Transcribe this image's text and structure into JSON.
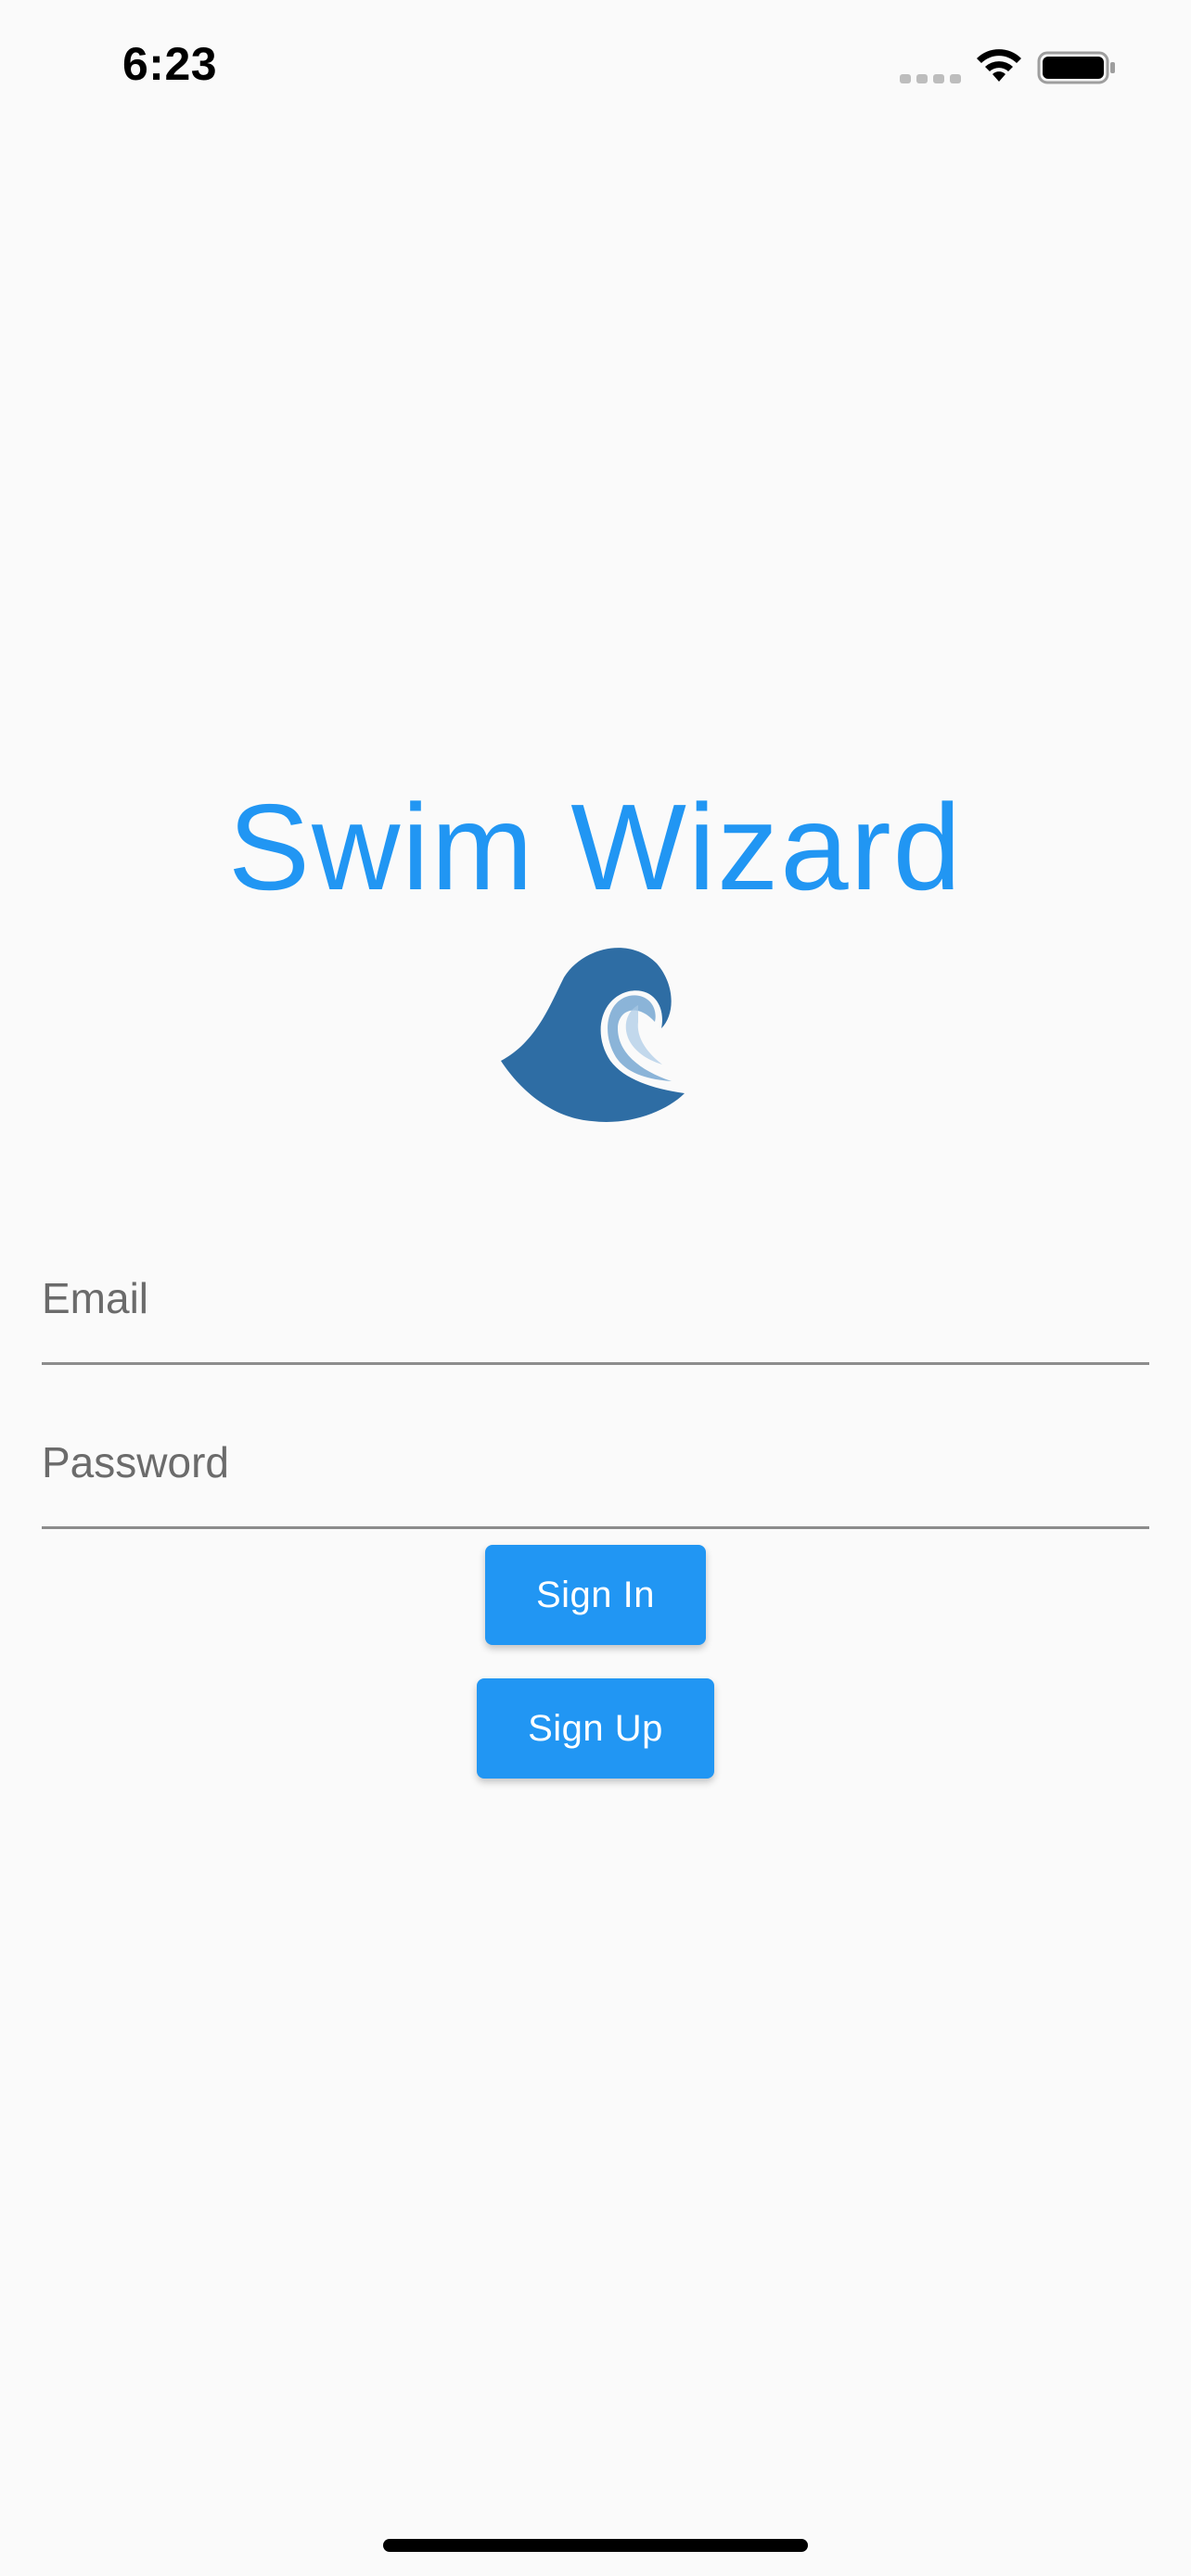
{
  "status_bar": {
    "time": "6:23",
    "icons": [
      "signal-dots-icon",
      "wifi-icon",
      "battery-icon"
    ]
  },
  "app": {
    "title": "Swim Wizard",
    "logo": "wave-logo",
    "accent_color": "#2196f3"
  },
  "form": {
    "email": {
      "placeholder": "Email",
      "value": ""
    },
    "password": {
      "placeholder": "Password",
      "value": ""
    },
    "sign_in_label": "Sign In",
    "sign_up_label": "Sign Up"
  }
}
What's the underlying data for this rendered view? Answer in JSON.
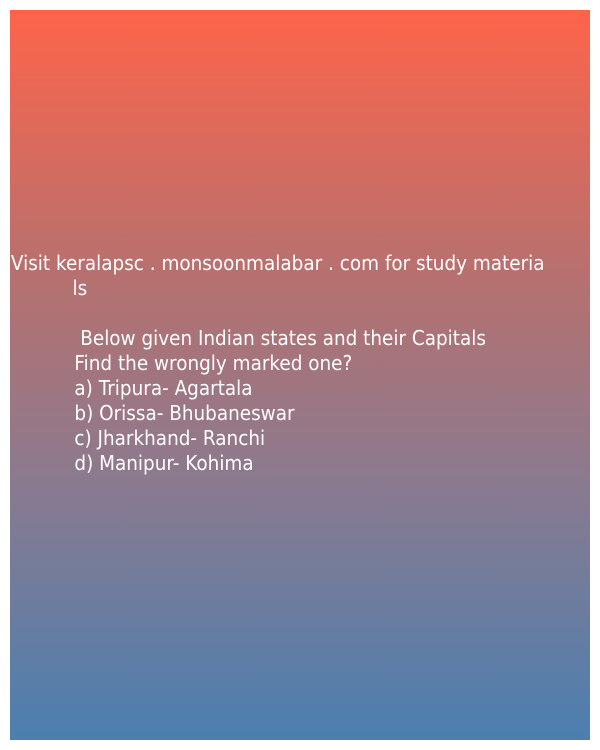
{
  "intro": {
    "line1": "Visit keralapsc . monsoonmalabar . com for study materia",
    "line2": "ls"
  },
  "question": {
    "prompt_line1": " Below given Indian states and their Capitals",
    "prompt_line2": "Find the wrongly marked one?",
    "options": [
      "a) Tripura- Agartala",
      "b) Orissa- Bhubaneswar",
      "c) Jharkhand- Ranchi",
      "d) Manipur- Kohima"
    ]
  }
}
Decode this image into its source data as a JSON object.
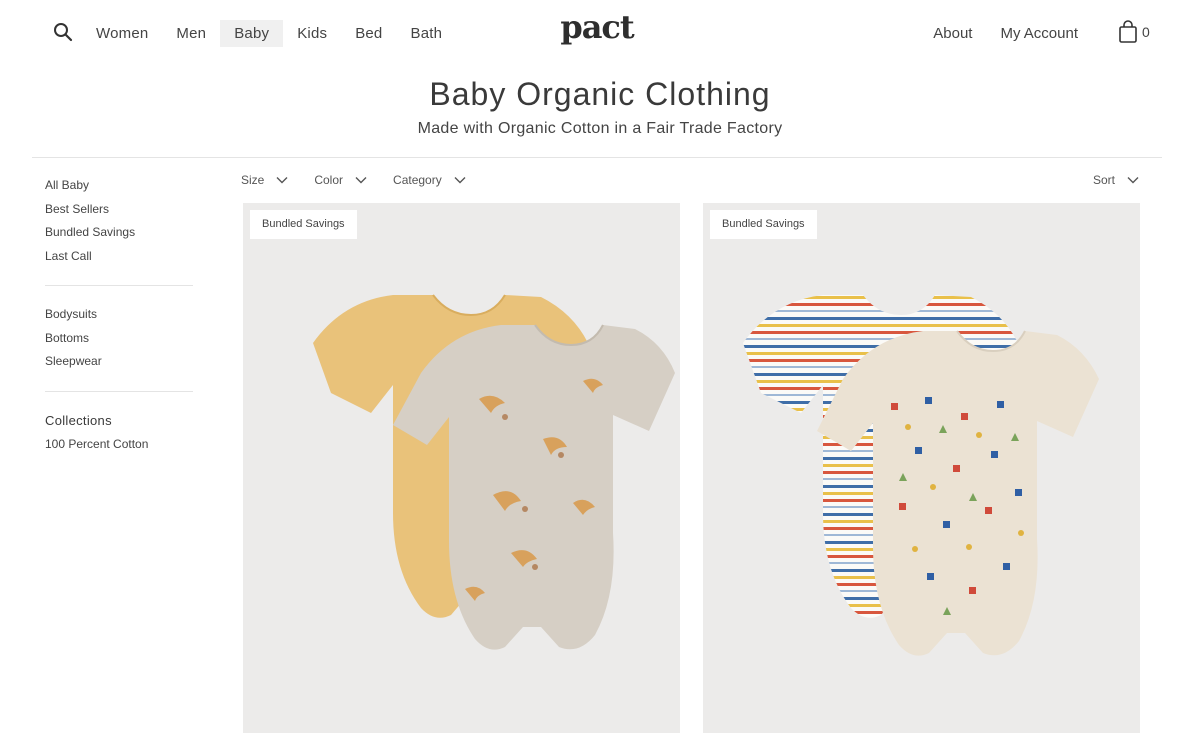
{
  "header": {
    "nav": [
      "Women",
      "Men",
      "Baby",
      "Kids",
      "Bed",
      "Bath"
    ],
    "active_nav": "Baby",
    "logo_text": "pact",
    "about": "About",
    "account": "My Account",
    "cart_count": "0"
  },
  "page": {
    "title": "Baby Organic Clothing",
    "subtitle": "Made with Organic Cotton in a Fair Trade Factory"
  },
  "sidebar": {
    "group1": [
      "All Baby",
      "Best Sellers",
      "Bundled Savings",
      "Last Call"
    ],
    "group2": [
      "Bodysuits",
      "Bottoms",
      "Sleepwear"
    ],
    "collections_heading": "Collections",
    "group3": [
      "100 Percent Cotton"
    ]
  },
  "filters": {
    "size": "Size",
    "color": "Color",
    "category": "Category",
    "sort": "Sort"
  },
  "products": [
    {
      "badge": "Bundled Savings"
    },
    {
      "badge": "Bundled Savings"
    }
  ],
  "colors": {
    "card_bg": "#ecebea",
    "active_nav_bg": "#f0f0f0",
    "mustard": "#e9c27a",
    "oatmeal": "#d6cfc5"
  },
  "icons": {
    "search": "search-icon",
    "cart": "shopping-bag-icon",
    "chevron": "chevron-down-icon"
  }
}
○ ○ ○ ○ ○
### [EXERCISE DIRECTIONS]
Above are lines of data; state how many of them contain the word "image", with no other output.

### [RESULT OF THIS EXERCISE]
2